| Goal |
Look through the data below. Show each line where the string "Audio" occurs.
.....
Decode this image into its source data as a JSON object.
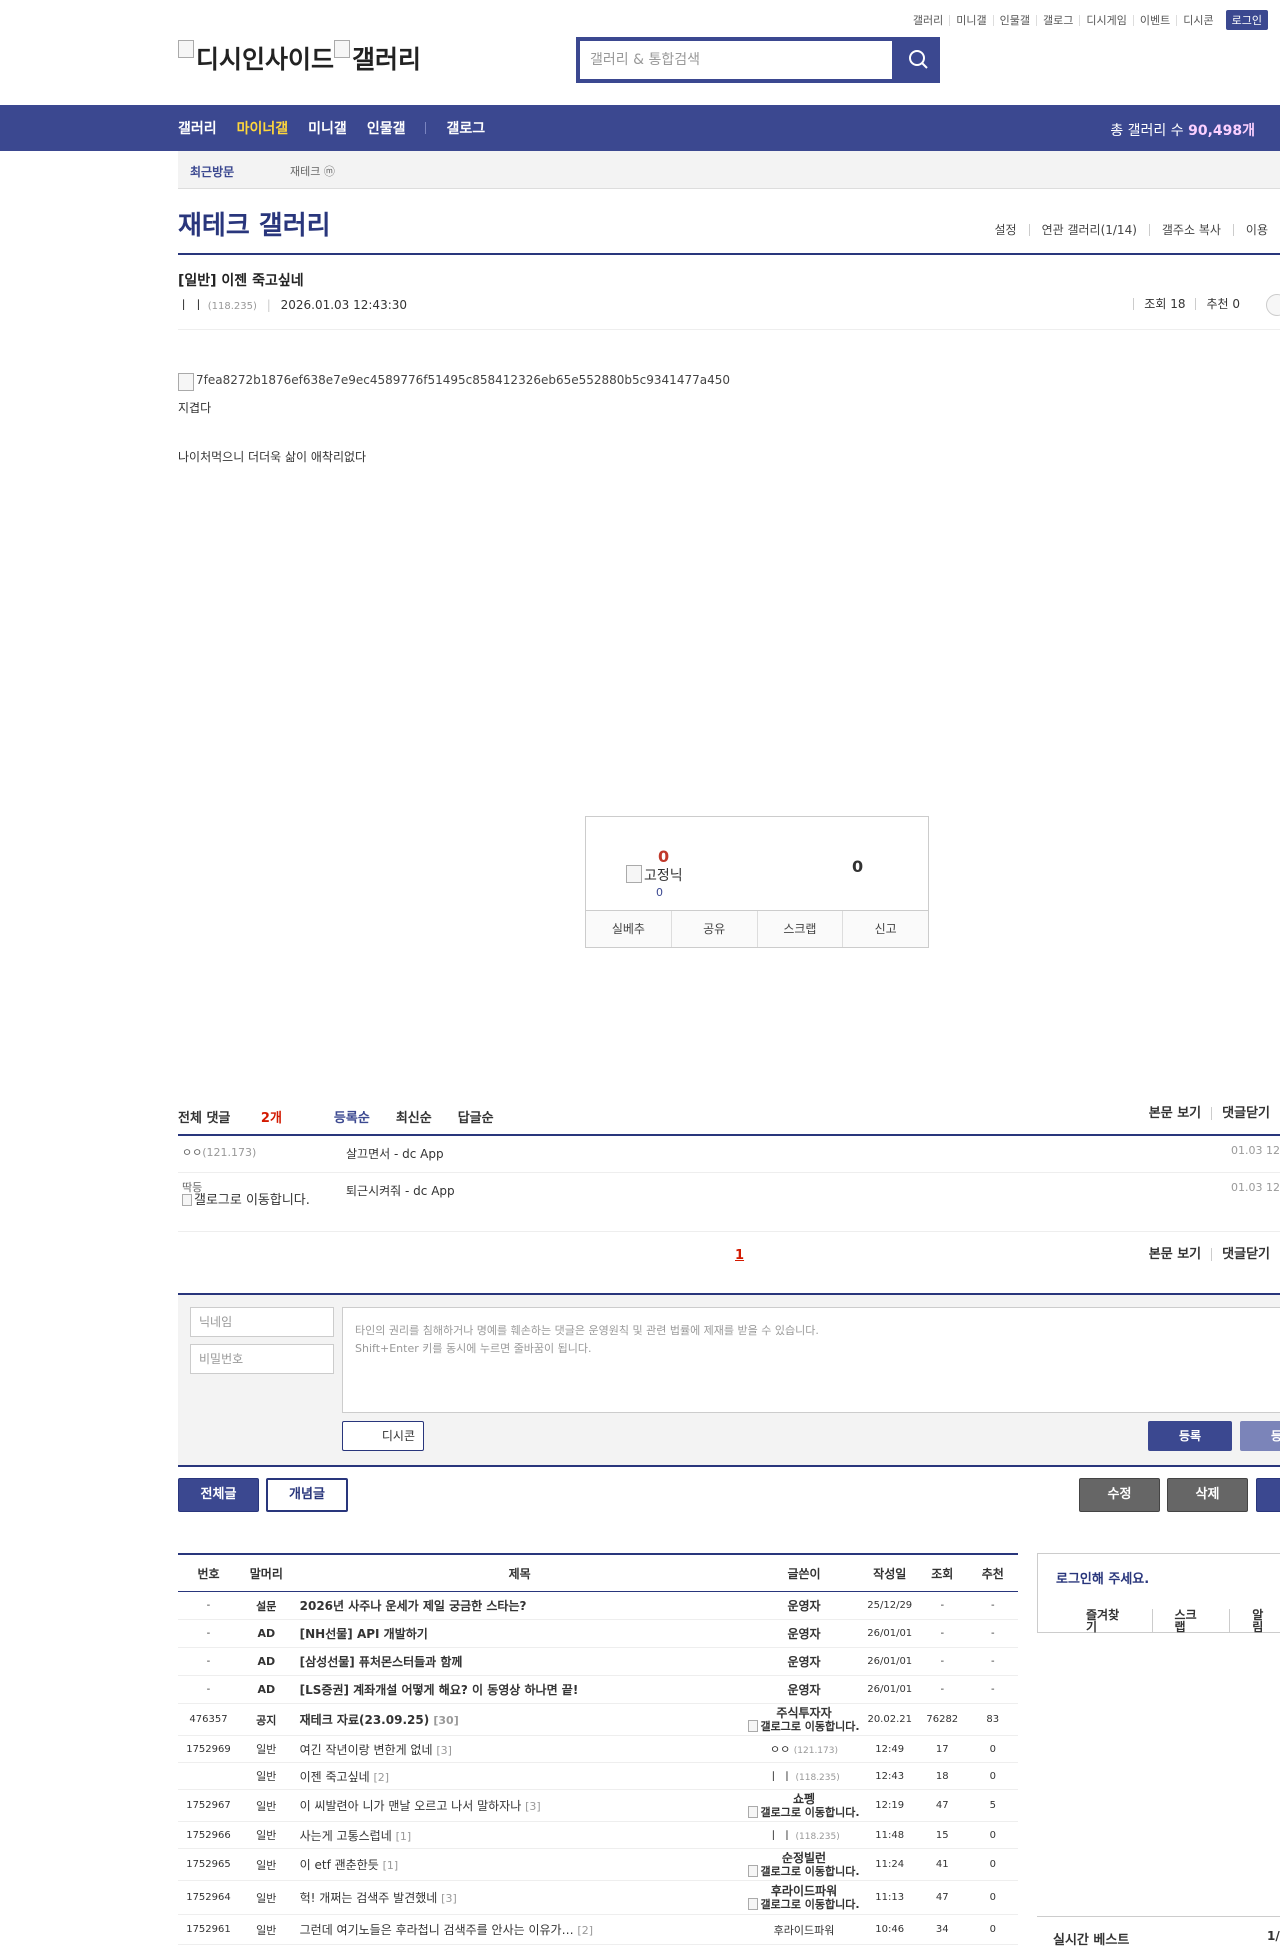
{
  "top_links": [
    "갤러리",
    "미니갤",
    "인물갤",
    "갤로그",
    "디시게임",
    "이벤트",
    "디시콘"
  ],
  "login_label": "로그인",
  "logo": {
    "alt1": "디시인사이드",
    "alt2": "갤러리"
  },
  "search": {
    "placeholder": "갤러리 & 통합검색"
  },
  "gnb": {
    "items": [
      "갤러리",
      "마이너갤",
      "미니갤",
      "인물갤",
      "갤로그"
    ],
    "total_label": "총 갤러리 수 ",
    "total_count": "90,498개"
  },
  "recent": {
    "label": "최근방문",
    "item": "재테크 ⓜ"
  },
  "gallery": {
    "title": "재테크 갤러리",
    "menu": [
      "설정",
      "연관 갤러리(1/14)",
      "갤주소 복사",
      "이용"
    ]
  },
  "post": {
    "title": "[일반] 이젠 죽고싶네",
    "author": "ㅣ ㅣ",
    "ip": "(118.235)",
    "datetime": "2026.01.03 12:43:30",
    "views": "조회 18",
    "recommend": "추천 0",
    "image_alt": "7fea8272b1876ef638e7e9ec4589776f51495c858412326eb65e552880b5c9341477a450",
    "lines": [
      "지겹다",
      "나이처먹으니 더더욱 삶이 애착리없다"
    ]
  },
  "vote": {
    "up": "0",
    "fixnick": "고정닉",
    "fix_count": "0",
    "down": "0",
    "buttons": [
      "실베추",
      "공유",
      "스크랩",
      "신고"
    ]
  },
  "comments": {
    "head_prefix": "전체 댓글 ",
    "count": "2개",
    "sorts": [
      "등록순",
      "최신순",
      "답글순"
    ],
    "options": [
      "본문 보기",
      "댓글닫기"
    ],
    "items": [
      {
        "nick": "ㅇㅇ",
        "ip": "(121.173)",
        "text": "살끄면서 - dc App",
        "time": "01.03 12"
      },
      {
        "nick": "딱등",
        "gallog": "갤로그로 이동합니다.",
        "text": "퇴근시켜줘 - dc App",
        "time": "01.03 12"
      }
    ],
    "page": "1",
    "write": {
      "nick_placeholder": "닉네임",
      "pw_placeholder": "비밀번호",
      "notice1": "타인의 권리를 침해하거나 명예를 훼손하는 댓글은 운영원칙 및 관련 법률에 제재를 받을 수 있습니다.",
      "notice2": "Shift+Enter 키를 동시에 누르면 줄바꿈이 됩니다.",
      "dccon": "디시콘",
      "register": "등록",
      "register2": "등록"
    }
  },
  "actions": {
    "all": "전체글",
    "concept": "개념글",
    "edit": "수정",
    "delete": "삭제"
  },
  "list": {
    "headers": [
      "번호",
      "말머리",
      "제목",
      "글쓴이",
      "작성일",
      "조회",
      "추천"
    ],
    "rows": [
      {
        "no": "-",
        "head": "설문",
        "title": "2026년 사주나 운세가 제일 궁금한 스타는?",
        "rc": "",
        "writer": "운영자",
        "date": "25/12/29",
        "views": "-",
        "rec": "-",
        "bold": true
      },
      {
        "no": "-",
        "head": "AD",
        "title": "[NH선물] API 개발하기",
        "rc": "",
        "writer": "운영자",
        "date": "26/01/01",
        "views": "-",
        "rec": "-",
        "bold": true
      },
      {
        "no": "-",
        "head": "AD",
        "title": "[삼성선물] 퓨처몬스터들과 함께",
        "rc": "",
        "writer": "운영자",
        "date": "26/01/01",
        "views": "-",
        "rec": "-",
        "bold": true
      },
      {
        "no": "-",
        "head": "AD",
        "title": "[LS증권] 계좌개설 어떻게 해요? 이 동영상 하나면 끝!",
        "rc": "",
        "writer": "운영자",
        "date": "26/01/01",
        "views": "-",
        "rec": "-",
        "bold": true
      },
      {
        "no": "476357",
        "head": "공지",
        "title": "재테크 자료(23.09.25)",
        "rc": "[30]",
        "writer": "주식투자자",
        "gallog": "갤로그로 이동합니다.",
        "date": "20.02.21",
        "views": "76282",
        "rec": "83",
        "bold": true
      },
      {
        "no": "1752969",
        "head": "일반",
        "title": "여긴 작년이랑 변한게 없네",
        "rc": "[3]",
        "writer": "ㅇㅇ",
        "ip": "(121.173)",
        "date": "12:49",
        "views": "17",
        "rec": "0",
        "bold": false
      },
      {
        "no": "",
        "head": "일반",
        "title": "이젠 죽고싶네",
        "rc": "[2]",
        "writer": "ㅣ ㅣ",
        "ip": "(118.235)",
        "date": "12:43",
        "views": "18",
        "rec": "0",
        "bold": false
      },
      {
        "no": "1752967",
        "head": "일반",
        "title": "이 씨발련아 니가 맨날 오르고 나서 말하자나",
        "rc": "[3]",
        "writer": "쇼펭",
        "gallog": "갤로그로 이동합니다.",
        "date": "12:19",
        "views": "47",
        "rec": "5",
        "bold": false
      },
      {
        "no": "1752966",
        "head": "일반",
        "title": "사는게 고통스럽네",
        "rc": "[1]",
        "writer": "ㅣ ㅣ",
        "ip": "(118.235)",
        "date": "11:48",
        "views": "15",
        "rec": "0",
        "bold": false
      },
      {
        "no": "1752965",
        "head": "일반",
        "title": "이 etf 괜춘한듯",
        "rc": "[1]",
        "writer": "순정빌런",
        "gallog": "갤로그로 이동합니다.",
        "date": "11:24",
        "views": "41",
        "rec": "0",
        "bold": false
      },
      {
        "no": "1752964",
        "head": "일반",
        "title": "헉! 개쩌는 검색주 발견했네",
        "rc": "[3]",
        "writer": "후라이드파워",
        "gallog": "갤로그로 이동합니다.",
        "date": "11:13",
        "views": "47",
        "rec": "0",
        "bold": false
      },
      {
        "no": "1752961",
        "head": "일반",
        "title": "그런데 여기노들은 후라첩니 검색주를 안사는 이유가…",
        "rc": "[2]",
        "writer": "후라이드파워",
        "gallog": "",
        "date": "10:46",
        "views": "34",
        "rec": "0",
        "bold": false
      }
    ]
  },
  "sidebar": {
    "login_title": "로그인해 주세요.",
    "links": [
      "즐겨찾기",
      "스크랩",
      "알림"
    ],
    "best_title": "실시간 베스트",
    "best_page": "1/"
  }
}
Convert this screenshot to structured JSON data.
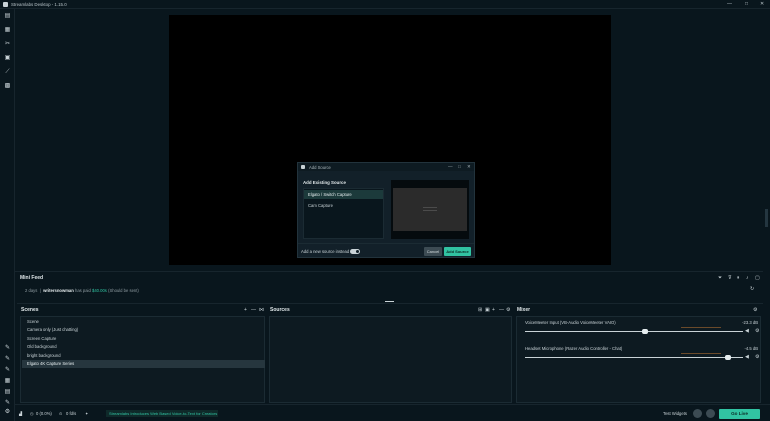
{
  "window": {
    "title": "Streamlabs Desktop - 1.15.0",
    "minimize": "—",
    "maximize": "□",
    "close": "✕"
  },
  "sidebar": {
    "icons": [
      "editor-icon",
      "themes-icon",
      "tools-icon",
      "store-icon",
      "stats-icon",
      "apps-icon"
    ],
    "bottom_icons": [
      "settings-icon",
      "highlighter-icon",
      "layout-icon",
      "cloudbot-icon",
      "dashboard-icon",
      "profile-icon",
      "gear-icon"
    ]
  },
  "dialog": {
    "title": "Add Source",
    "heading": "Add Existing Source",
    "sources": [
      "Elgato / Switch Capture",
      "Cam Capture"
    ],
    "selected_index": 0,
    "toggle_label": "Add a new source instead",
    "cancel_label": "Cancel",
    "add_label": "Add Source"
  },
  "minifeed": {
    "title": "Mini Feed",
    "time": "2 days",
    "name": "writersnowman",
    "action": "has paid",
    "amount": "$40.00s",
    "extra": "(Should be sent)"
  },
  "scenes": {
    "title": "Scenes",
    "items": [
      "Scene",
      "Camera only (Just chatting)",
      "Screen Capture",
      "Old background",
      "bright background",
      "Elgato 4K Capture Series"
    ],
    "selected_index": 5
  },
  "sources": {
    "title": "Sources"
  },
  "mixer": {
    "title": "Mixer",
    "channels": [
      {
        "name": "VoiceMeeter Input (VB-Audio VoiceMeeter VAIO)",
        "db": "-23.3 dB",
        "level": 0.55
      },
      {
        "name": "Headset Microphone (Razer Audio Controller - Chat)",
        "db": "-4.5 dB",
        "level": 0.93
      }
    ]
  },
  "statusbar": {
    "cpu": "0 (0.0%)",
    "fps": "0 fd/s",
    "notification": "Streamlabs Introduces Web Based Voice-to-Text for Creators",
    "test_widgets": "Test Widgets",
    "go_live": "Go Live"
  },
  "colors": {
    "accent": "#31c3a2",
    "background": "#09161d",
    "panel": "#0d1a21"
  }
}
.....
| The response |
        "name": "VoiceMeeter Input (VB-Audio VoiceMeeter VAIO)",
        "name": "Headset Microphone (Razer Audio Controller - Chat)",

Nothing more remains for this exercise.